-- Records supplied start --

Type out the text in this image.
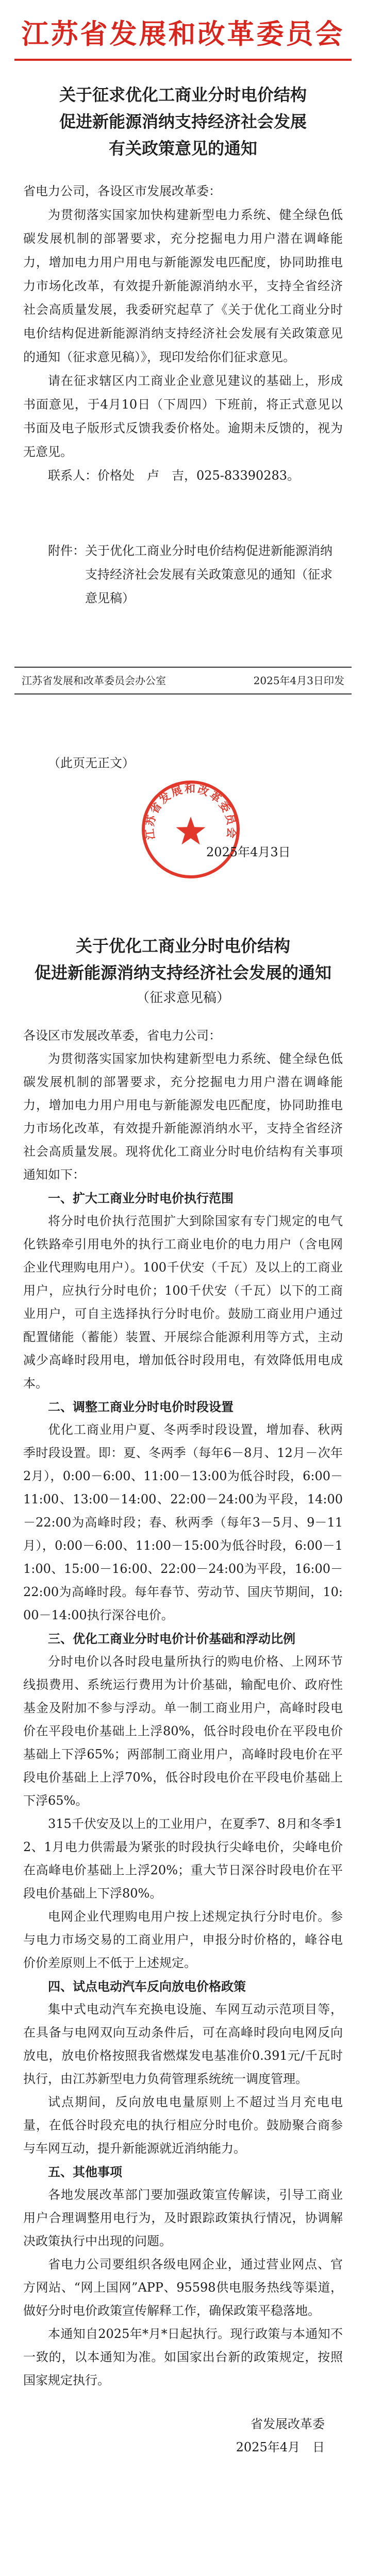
江苏省发展和改革委员会
关于征求优化工商业分时电价结构
促进新能源消纳支持经济社会发展
有关政策意见的通知
省电力公司，各设区市发展改革委：

为贯彻落实国家加快构建新型电力系统、健全绿色低碳发展机制的部署要求，充分挖掘电力用户潜在调峰能力，增加电力用户用电与新能源发电匹配度，协同助推电力市场化改革，有效提升新能源消纳水平，支持全省经济社会高质量发展，我委研究起草了《关于优化工商业分时电价结构促进新能源消纳支持经济社会发展有关政策意见的通知（征求意见稿）》，现印发给你们征求意见。

请在征求辖区内工商业企业意见建议的基础上，形成书面意见，于4月10日（下周四）下班前，将正式意见以书面及电子版形式反馈我委价格处。逾期未反馈的，视为无意见。

联系人：价格处　卢　吉，025-83390283。

附件：关于优化工商业分时电价结构促进新能源消纳支持经济社会发展有关政策意见的通知（征求意见稿）
江苏省发展和改革委员会办公室	2025年4月3日印发
（此页无正文）
江苏省发展和改革委员会
2025年4月3日
关于优化工商业分时电价结构
促进新能源消纳支持经济社会发展的通知
（征求意见稿）
各设区市发展改革委，省电力公司：

为贯彻落实国家加快构建新型电力系统、健全绿色低碳发展机制的部署要求，充分挖掘电力用户潜在调峰能力，增加电力用户用电与新能源发电匹配度，协同助推电力市场化改革，有效提升新能源消纳水平，支持全省经济社会高质量发展。现将优化工商业分时电价结构有关事项通知如下：

一、扩大工商业分时电价执行范围

将分时电价执行范围扩大到除国家有专门规定的电气化铁路牵引用电外的执行工商业电价的电力用户（含电网企业代理购电用户）。100千伏安（千瓦）及以上的工商业用户，应执行分时电价；100千伏安（千瓦）以下的工商业用户，可自主选择执行分时电价。鼓励工商业用户通过配置储能（蓄能）装置、开展综合能源利用等方式，主动减少高峰时段用电，增加低谷时段用电，有效降低用电成本。

二、调整工商业分时电价时段设置

优化工商业用户夏、冬两季时段设置，增加春、秋两季时段设置。即：夏、冬两季（每年6－8月、12月－次年2月），0:00－6:00、11:00－13:00为低谷时段，6:00－11:00、13:00－14:00、22:00－24:00为平段，14:00－22:00为高峰时段；春、秋两季（每年3－5月、9－11月），0:00－6:00、11:00－15:00为低谷时段，6:00－11:00、15:00－16:00、22:00－24:00为平段，16:00－22:00为高峰时段。每年春节、劳动节、国庆节期间，10:00－14:00执行深谷电价。

三、优化工商业分时电价计价基础和浮动比例

分时电价以各时段电量所执行的购电价格、上网环节线损费用、系统运行费用为计价基础，输配电价、政府性基金及附加不参与浮动。单一制工商业用户，高峰时段电价在平段电价基础上上浮80%，低谷时段电价在平段电价基础上下浮65%；两部制工商业用户，高峰时段电价在平段电价基础上上浮70%，低谷时段电价在平段电价基础上下浮65%。

315千伏安及以上的工业用户，在夏季7、8月和冬季12、1月电力供需最为紧张的时段执行尖峰电价，尖峰电价在高峰电价基础上上浮20%；重大节日深谷时段电价在平段电价基础上下浮80%。

电网企业代理购电用户按上述规定执行分时电价。参与电力市场交易的工商业用户，申报分时价格的，峰谷电价价差原则上不低于上述规定。

四、试点电动汽车反向放电价格政策

集中式电动汽车充换电设施、车网互动示范项目等，在具备与电网双向互动条件后，可在高峰时段向电网反向放电，放电价格按照我省燃煤发电基准价0.391元/千瓦时执行，由江苏新型电力负荷管理系统统一调度管理。

试点期间，反向放电电量原则上不超过当月充电电量，在低谷时段充电的执行相应分时电价。鼓励聚合商参与车网互动，提升新能源就近消纳能力。

五、其他事项

各地发展改革部门要加强政策宣传解读，引导工商业用户合理调整用电行为，及时跟踪政策执行情况，协调解决政策执行中出现的问题。

省电力公司要组织各级电网企业，通过营业网点、官方网站、“网上国网”APP、95598供电服务热线等渠道，做好分时电价政策宣传解释工作，确保政策平稳落地。

本通知自2025年*月*日起执行。现行政策与本通知不一致的，以本通知为准。如国家出台新的政策规定，按照国家规定执行。

省发展改革委
2025年4月　日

-- Records supplied end --

Your objective. Retype the whole listing, keeping every line identical and omitting all pictures.

Solution for this exercise.
Type out the text in this image.
江苏省发展和改革委员会
关于征求优化工商业分时电价结构
促进新能源消纳支持经济社会发展
有关政策意见的通知
省电力公司，各设区市发展改革委：

为贯彻落实国家加快构建新型电力系统、健全绿色低碳发展机制的部署要求，充分挖掘电力用户潜在调峰能力，增加电力用户用电与新能源发电匹配度，协同助推电力市场化改革，有效提升新能源消纳水平，支持全省经济社会高质量发展，我委研究起草了《关于优化工商业分时电价结构促进新能源消纳支持经济社会发展有关政策意见的通知（征求意见稿）》，现印发给你们征求意见。

请在征求辖区内工商业企业意见建议的基础上，形成书面意见，于4月10日（下周四）下班前，将正式意见以书面及电子版形式反馈我委价格处。逾期未反馈的，视为无意见。

联系人：价格处　卢　吉，025-83390283。

附件：关于优化工商业分时电价结构促进新能源消纳支持经济社会发展有关政策意见的通知（征求意见稿）
江苏省发展和改革委员会办公室	2025年4月3日印发
（此页无正文）
江苏省发展和改革委员会
2025年4月3日
关于优化工商业分时电价结构
促进新能源消纳支持经济社会发展的通知
（征求意见稿）
各设区市发展改革委，省电力公司：

为贯彻落实国家加快构建新型电力系统、健全绿色低碳发展机制的部署要求，充分挖掘电力用户潜在调峰能力，增加电力用户用电与新能源发电匹配度，协同助推电力市场化改革，有效提升新能源消纳水平，支持全省经济社会高质量发展。现将优化工商业分时电价结构有关事项通知如下：

一、扩大工商业分时电价执行范围

将分时电价执行范围扩大到除国家有专门规定的电气化铁路牵引用电外的执行工商业电价的电力用户（含电网企业代理购电用户）。100千伏安（千瓦）及以上的工商业用户，应执行分时电价；100千伏安（千瓦）以下的工商业用户，可自主选择执行分时电价。鼓励工商业用户通过配置储能（蓄能）装置、开展综合能源利用等方式，主动减少高峰时段用电，增加低谷时段用电，有效降低用电成本。

二、调整工商业分时电价时段设置

优化工商业用户夏、冬两季时段设置，增加春、秋两季时段设置。即：夏、冬两季（每年6－8月、12月－次年2月），0:00－6:00、11:00－13:00为低谷时段，6:00－11:00、13:00－14:00、22:00－24:00为平段，14:00－22:00为高峰时段；春、秋两季（每年3－5月、9－11月），0:00－6:00、11:00－15:00为低谷时段，6:00－11:00、15:00－16:00、22:00－24:00为平段，16:00－22:00为高峰时段。每年春节、劳动节、国庆节期间，10:00－14:00执行深谷电价。

三、优化工商业分时电价计价基础和浮动比例

分时电价以各时段电量所执行的购电价格、上网环节线损费用、系统运行费用为计价基础，输配电价、政府性基金及附加不参与浮动。单一制工商业用户，高峰时段电价在平段电价基础上上浮80%，低谷时段电价在平段电价基础上下浮65%；两部制工商业用户，高峰时段电价在平段电价基础上上浮70%，低谷时段电价在平段电价基础上下浮65%。

315千伏安及以上的工业用户，在夏季7、8月和冬季12、1月电力供需最为紧张的时段执行尖峰电价，尖峰电价在高峰电价基础上上浮20%；重大节日深谷时段电价在平段电价基础上下浮80%。

电网企业代理购电用户按上述规定执行分时电价。参与电力市场交易的工商业用户，申报分时价格的，峰谷电价价差原则上不低于上述规定。

四、试点电动汽车反向放电价格政策

集中式电动汽车充换电设施、车网互动示范项目等，在具备与电网双向互动条件后，可在高峰时段向电网反向放电，放电价格按照我省燃煤发电基准价0.391元/千瓦时执行，由江苏新型电力负荷管理系统统一调度管理。

试点期间，反向放电电量原则上不超过当月充电电量，在低谷时段充电的执行相应分时电价。鼓励聚合商参与车网互动，提升新能源就近消纳能力。

五、其他事项

各地发展改革部门要加强政策宣传解读，引导工商业用户合理调整用电行为，及时跟踪政策执行情况，协调解决政策执行中出现的问题。

省电力公司要组织各级电网企业，通过营业网点、官方网站、“网上国网”APP、95598供电服务热线等渠道，做好分时电价政策宣传解释工作，确保政策平稳落地。

本通知自2025年*月*日起执行。现行政策与本通知不一致的，以本通知为准。如国家出台新的政策规定，按照国家规定执行。

省发展改革委
2025年4月　日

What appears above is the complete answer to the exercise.